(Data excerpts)
*-*-*

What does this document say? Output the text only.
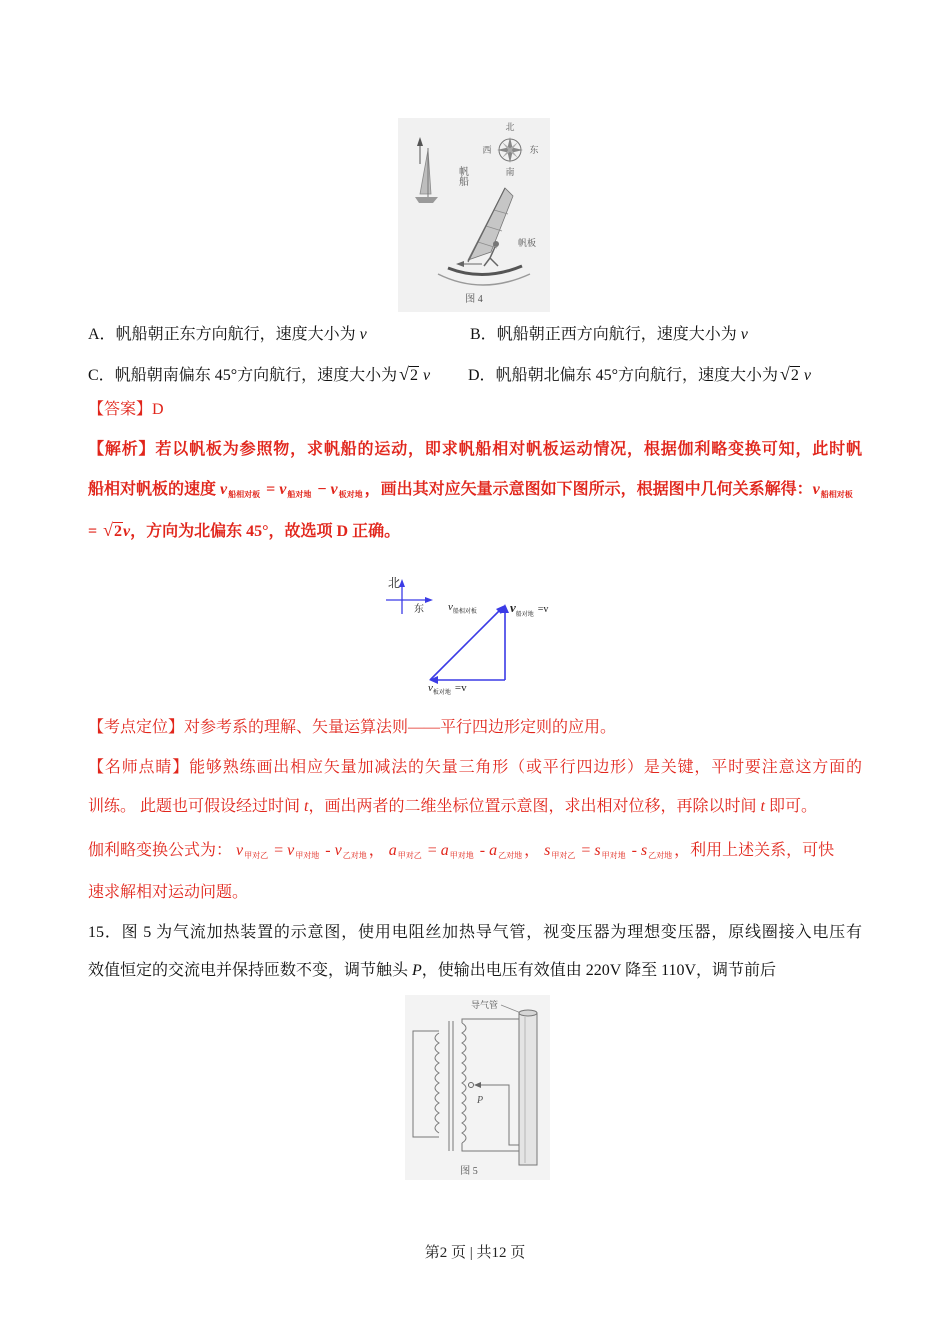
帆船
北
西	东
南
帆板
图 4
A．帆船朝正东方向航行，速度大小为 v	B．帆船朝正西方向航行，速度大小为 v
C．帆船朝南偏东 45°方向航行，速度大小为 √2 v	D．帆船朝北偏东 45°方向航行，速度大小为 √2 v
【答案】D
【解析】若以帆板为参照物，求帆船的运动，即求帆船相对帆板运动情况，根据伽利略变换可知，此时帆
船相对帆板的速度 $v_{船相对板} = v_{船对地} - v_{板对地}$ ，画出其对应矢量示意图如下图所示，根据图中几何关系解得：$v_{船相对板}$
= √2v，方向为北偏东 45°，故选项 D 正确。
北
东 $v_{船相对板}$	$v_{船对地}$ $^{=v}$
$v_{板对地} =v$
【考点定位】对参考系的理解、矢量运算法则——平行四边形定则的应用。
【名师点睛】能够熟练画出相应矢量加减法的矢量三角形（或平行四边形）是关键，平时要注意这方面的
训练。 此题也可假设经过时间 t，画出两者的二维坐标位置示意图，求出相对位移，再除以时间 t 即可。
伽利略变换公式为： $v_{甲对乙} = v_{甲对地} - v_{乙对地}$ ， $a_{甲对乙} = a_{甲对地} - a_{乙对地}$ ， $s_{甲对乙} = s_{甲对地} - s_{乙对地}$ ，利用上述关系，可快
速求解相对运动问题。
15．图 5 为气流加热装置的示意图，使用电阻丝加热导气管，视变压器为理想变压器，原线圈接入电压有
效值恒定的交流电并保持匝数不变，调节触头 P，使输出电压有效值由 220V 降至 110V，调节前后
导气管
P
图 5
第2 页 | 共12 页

*-*-*

▶ **Directions for this task**:
Take the listing and print it again exactly, but without any pictures.

▶ **Complete response**:
What does this document say? Output the text only.
帆船
北
西	东
南
帆板
图 4
A．帆船朝正东方向航行，速度大小为 v	B．帆船朝正西方向航行，速度大小为 v
C．帆船朝南偏东 45°方向航行，速度大小为 √2 v	D．帆船朝北偏东 45°方向航行，速度大小为 √2 v
【答案】D
【解析】若以帆板为参照物，求帆船的运动，即求帆船相对帆板运动情况，根据伽利略变换可知，此时帆
船相对帆板的速度 $v_{船相对板} = v_{船对地} - v_{板对地}$ ，画出其对应矢量示意图如下图所示，根据图中几何关系解得：$v_{船相对板}$
= √2v，方向为北偏东 45°，故选项 D 正确。
北
东 $v_{船相对板}$	$v_{船对地}$ $^{=v}$
$v_{板对地} =v$
【考点定位】对参考系的理解、矢量运算法则——平行四边形定则的应用。
【名师点睛】能够熟练画出相应矢量加减法的矢量三角形（或平行四边形）是关键，平时要注意这方面的
训练。 此题也可假设经过时间 t，画出两者的二维坐标位置示意图，求出相对位移，再除以时间 t 即可。
伽利略变换公式为： $v_{甲对乙} = v_{甲对地} - v_{乙对地}$ ， $a_{甲对乙} = a_{甲对地} - a_{乙对地}$ ， $s_{甲对乙} = s_{甲对地} - s_{乙对地}$ ，利用上述关系，可快
速求解相对运动问题。
15．图 5 为气流加热装置的示意图，使用电阻丝加热导气管，视变压器为理想变压器，原线圈接入电压有
效值恒定的交流电并保持匝数不变，调节触头 P，使输出电压有效值由 220V 降至 110V，调节前后
导气管
P
图 5
第2 页 | 共12 页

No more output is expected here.